[Entries from a dataset]
[start]

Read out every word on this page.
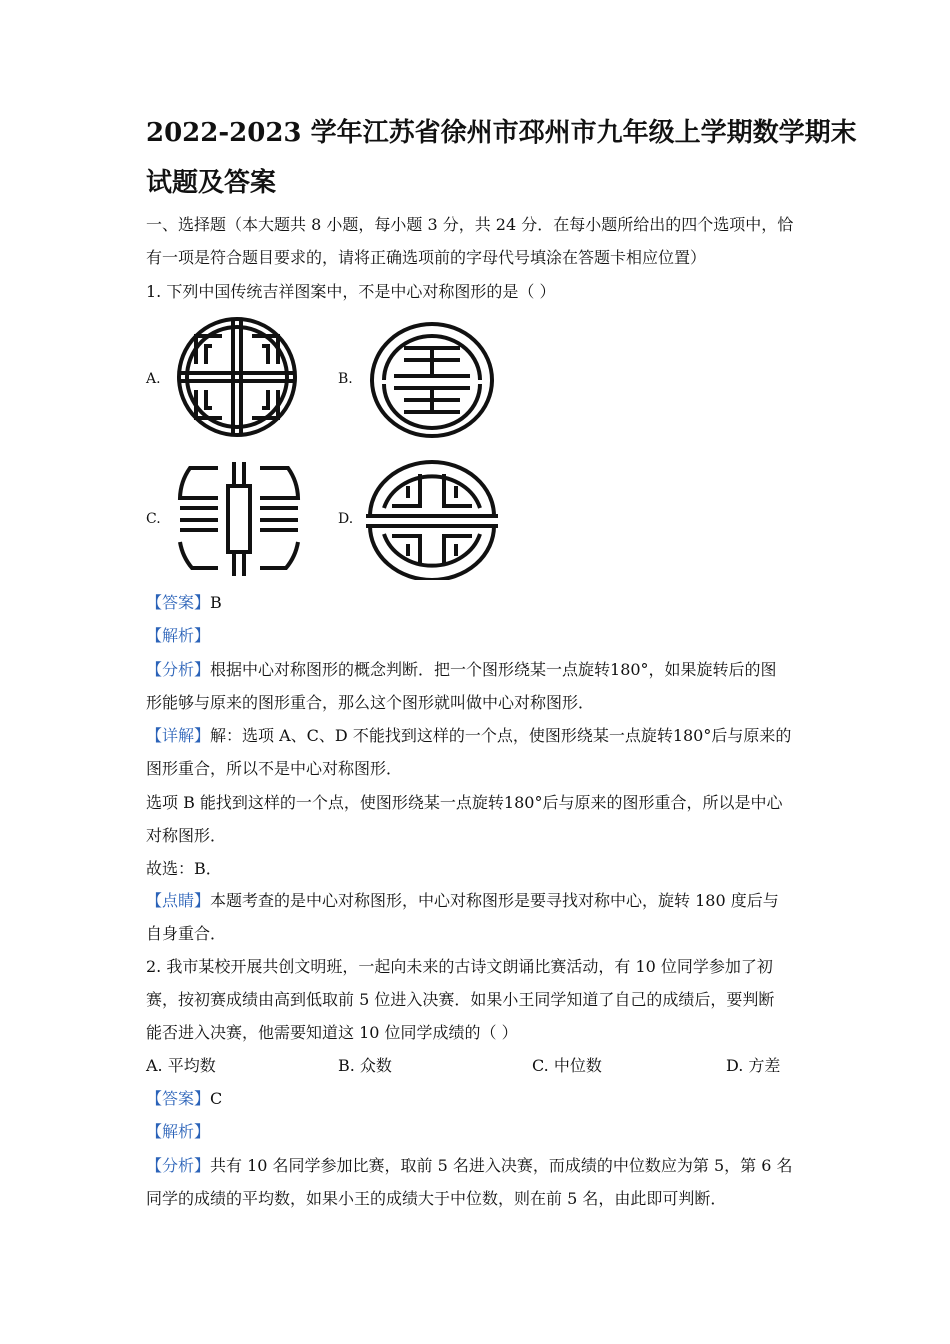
2022-2023 学年江苏省徐州市邳州市九年级上学期数学期末
试题及答案
一、选择题（本大题共 8 小题，每小题 3 分，共 24 分．在每小题所给出的四个选项中，恰
有一项是符合题目要求的，请将正确选项前的字母代号填涂在答题卡相应位置）
1. 下列中国传统吉祥图案中，不是中心对称图形的是（ ）
A.	B.
C.	D.
【答案】B
【解析】
【分析】根据中心对称图形的概念判断．把一个图形绕某一点旋转180°，如果旋转后的图
形能够与原来的图形重合，那么这个图形就叫做中心对称图形．
【详解】解：选项 A、C、D 不能找到这样的一个点，使图形绕某一点旋转180°后与原来的
图形重合，所以不是中心对称图形．
选项 B 能找到这样的一个点，使图形绕某一点旋转180°后与原来的图形重合，所以是中心
对称图形．
故选：B．
【点睛】本题考查的是中心对称图形，中心对称图形是要寻找对称中心，旋转 180 度后与
自身重合．
2. 我市某校开展共创文明班，一起向未来的古诗文朗诵比赛活动，有 10 位同学参加了初
赛，按初赛成绩由高到低取前 5 位进入决赛．如果小王同学知道了自己的成绩后，要判断
能否进入决赛，他需要知道这 10 位同学成绩的（ ）
A. 平均数	B. 众数	C. 中位数	D. 方差
【答案】C
【解析】
【分析】共有 10 名同学参加比赛，取前 5 名进入决赛，而成绩的中位数应为第 5，第 6 名
同学的成绩的平均数，如果小王的成绩大于中位数，则在前 5 名，由此即可判断．
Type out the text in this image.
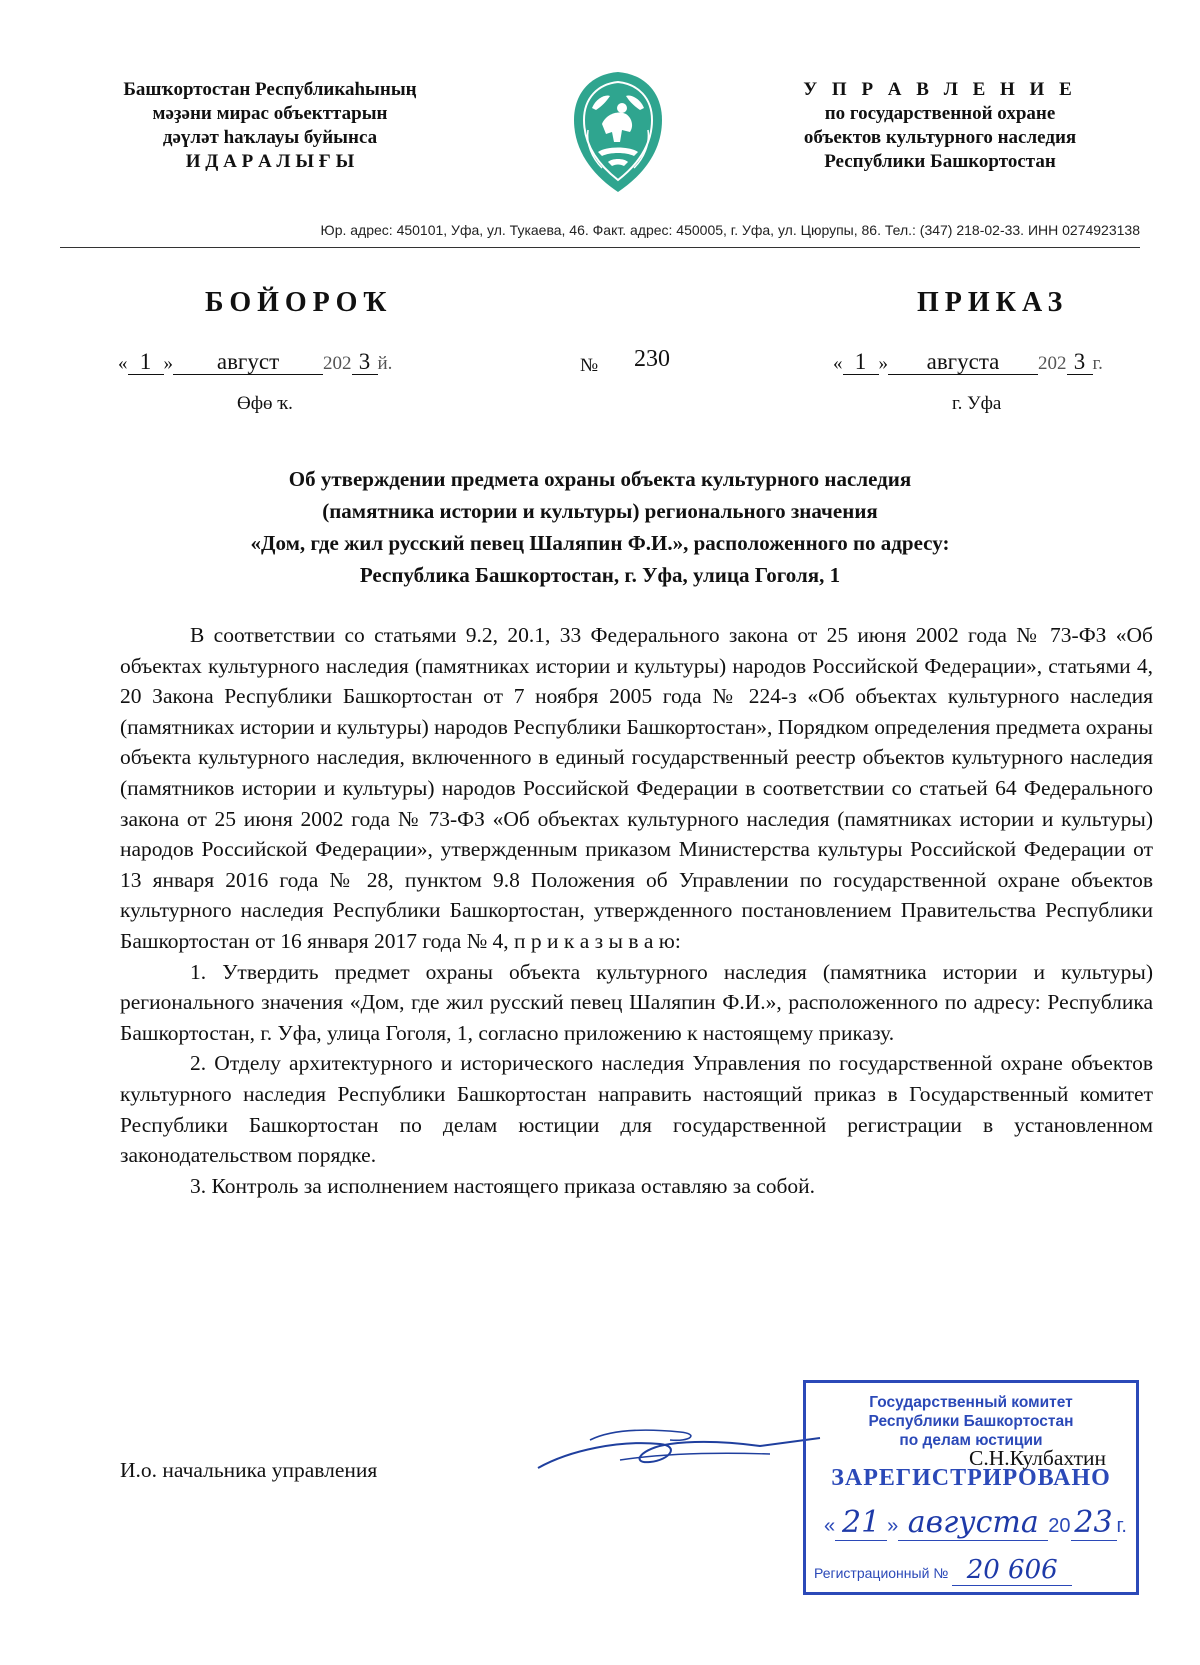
Башҡортостан Республикаһының
мәҙәни мирас объекттарын
дәүләт һаҡлауы буйынса
И Д А Р А Л Ы Ғ Ы
У П Р А В Л Е Н И Е
по государственной охране
объектов культурного наследия
Республики Башкортостан
Юр. адрес: 450101, Уфа, ул. Тукаева, 46. Факт. адрес: 450005, г. Уфа, ул. Цюрупы, 86. Тел.: (347) 218-02-33. ИНН 0274923138
БОЙОРОҠ	ПРИКАЗ
« 1 » август 202 3 й.	№ 230	« 1 » августа 202 3 г.
Өфө ҡ.	г. Уфа
Об утверждении предмета охраны объекта культурного наследия
(памятника истории и культуры) регионального значения
«Дом, где жил русский певец Шаляпин Ф.И.», расположенного по адресу:
Республика Башкортостан, г. Уфа, улица Гоголя, 1

В соответствии со статьями 9.2, 20.1, 33 Федерального закона от 25 июня 2002 года № 73-ФЗ «Об объектах культурного наследия (памятниках истории и культуры) народов Российской Федерации», статьями 4, 20 Закона Республики Башкортостан от 7 ноября 2005 года № 224-з «Об объектах культурного наследия (памятниках истории и культуры) народов Республики Башкортостан», Порядком определения предмета охраны объекта культурного наследия, включенного в единый государственный реестр объектов культурного наследия (памятников истории и культуры) народов Российской Федерации в соответствии со статьей 64 Федерального закона от 25 июня 2002 года № 73-ФЗ «Об объектах культурного наследия (памятниках истории и культуры) народов Российской Федерации», утвержденным приказом Министерства культуры Российской Федерации от 13 января 2016 года № 28, пунктом 9.8 Положения об Управлении по государственной охране объектов культурного наследия Республики Башкортостан, утвержденного постановлением Правительства Республики Башкортостан от 16 января 2017 года № 4, п р и к а з ы в а ю:

1. Утвердить предмет охраны объекта культурного наследия (памятника истории и культуры) регионального значения «Дом, где жил русский певец Шаляпин Ф.И.», расположенного по адресу: Республика Башкортостан, г. Уфа, улица Гоголя, 1, согласно приложению к настоящему приказу.

2. Отделу архитектурного и исторического наследия Управления по государственной охране объектов культурного наследия Республики Башкортостан направить настоящий приказ в Государственный комитет Республики Башкортостан по делам юстиции для государственной регистрации в установленном законодательством порядке.

3. Контроль за исполнением настоящего приказа оставляю за собой.

И.о. начальника управления	С.Н.Кулбахтин
Государственный комитет
Республики Башкортостан
по делам юстиции
ЗАРЕГИСТРИРОВАНО
« 21 » августа 20 23 г.
Регистрационный № 20 606
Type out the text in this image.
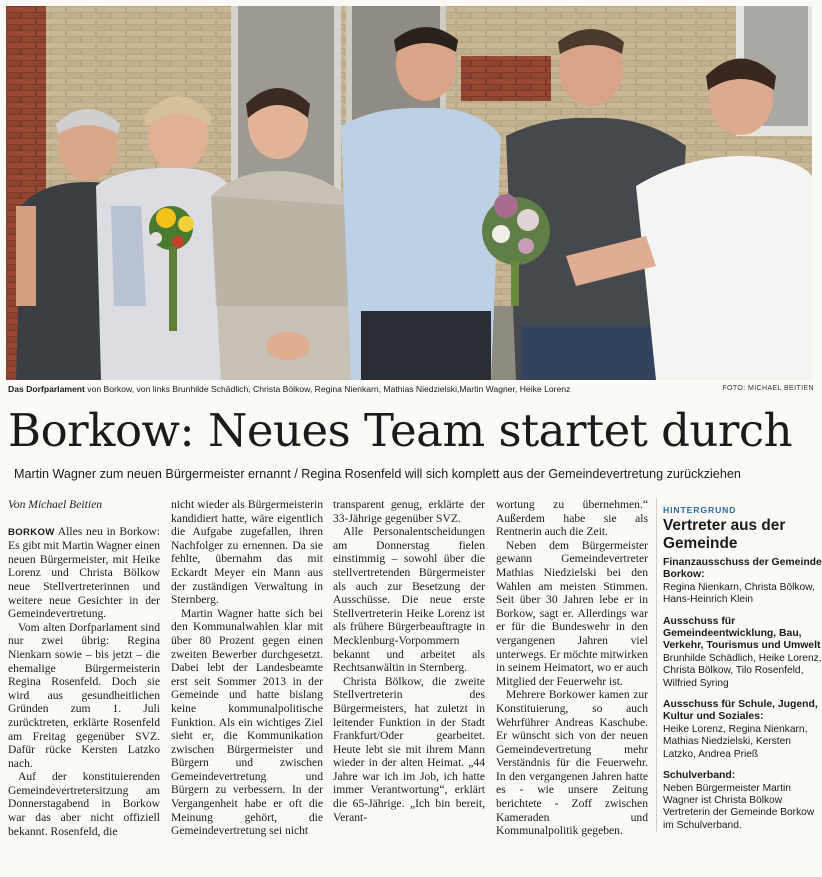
Das Dorfparlament von Borkow, von links Brunhilde Schädlich, Christa Bölkow, Regina Nienkarn, Mathias Niedzielski,Martin Wagner, Heike Lorenz	FOTO: MICHAEL BEITIEN
Borkow: Neues Team startet durch
Martin Wagner zum neuen Bürgermeister ernannt / Regina Rosenfeld will sich komplett aus der Gemeindevertretung zurückziehen

Von Michael Beitien

BORKOW Alles neu in Borkow: Es gibt mit Martin Wagner einen neuen Bürgermeister, mit Heike Lorenz und Christa Bölkow neue Stellvertreterinnen und weitere neue Gesichter in der Gemeindevertretung.

Vom alten Dorfparlament sind nur zwei übrig: Regina Nienkarn sowie – bis jetzt – die ehemalige Bürgermeisterin Regina Rosenfeld. Doch sie wird aus gesundheitlichen Gründen zum 1. Juli zurücktreten, erklärte Rosenfeld am Freitag gegenüber SVZ. Dafür rücke Kersten Latzko nach.

Auf der konstituierenden Gemeindevertretersitzung am Donnerstagabend in Borkow war das aber nicht offiziell bekannt. Rosenfeld, die

nicht wieder als Bürgermeisterin kandidiert hatte, wäre eigentlich die Aufgabe zugefallen, ihren Nachfolger zu ernennen. Da sie fehlte, übernahm das mit Eckardt Meyer ein Mann aus der zuständigen Verwaltung in Sternberg.

Martin Wagner hatte sich bei den Kommunalwahlen klar mit über 80 Prozent gegen einen zweiten Bewerber durchgesetzt. Dabei lebt der Landesbeamte erst seit Sommer 2013 in der Gemeinde und hatte bislang keine kommunalpolitische Funktion. Als ein wichtiges Ziel sieht er, die Kommunikation zwischen Bürgermeister und Bürgern und zwischen Gemeindevertretung und Bürgern zu verbessern. In der Vergangenheit habe er oft die Meinung gehört, die Gemeindevertretung sei nicht

transparent genug, erklärte der 33-Jährige gegenüber SVZ.

Alle Personalentscheidungen am Donnerstag fielen einstimmig – sowohl über die stellvertretenden Bürgermeister als auch zur Besetzung der Ausschüsse. Die neue erste Stellvertreterin Heike Lorenz ist als frühere Bürgerbeauftragte in Mecklenburg-Vorpommern bekannt und arbeitet als Rechtsanwältin in Sternberg.

Christa Bölkow, die zweite Stellvertreterin des Bürgermeisters, hat zuletzt in leitender Funktion in der Stadt Frankfurt/Oder gearbeitet. Heute lebt sie mit ihrem Mann wieder in der alten Heimat. „44 Jahre war ich im Job, ich hatte immer Verantwortung“, erklärt die 65-Jährige. „Ich bin bereit, Verant-

wortung zu übernehmen.“ Außerdem habe sie als Rentnerin auch die Zeit.

Neben dem Bürgermeister gewann Gemeindevertreter Mathias Niedzielski bei den Wahlen am meisten Stimmen. Seit über 30 Jahren lebe er in Borkow, sagt er. Allerdings war er für die Bundeswehr in den vergangenen Jahren viel unterwegs. Er möchte mitwirken in seinem Heimatort, wo er auch Mitglied der Feuerwehr ist.

Mehrere Borkower kamen zur Konstituierung, so auch Wehrführer Andreas Kaschube. Er wünscht sich von der neuen Gemeindevertretung mehr Verständnis für die Feuerwehr. In den vergangenen Jahren hatte es - wie unsere Zeitung berichtete - Zoff zwischen Kameraden und Kommunalpolitik gegeben.

HINTERGRUND
Vertreter aus der Gemeinde
Finanzausschuss der Gemeinde Borkow:
Regina Nienkarn, Christa Bölkow, Hans-Heinrich Klein
Ausschuss für Gemeindeentwicklung, Bau, Verkehr, Tourismus und Umwelt
Brunhilde Schädlich, Heike Lorenz, Christa Bölkow, Tilo Rosenfeld, Wilfried Syring
Ausschuss für Schule, Jugend, Kultur und Soziales:
Heike Lorenz, Regina Nienkarn, Mathias Niedzielski, Kersten Latzko, Andrea Prieß
Schulverband:
Neben Bürgermeister Martin Wagner ist Christa Bölkow Vertreterin der Gemeinde Borkow im Schulverband.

[end]

_EXERCISE REQUIREMENTS_
Give only the number of lines in the records that contain the string "bekannt".

_WRITTEN RESPONSE_
2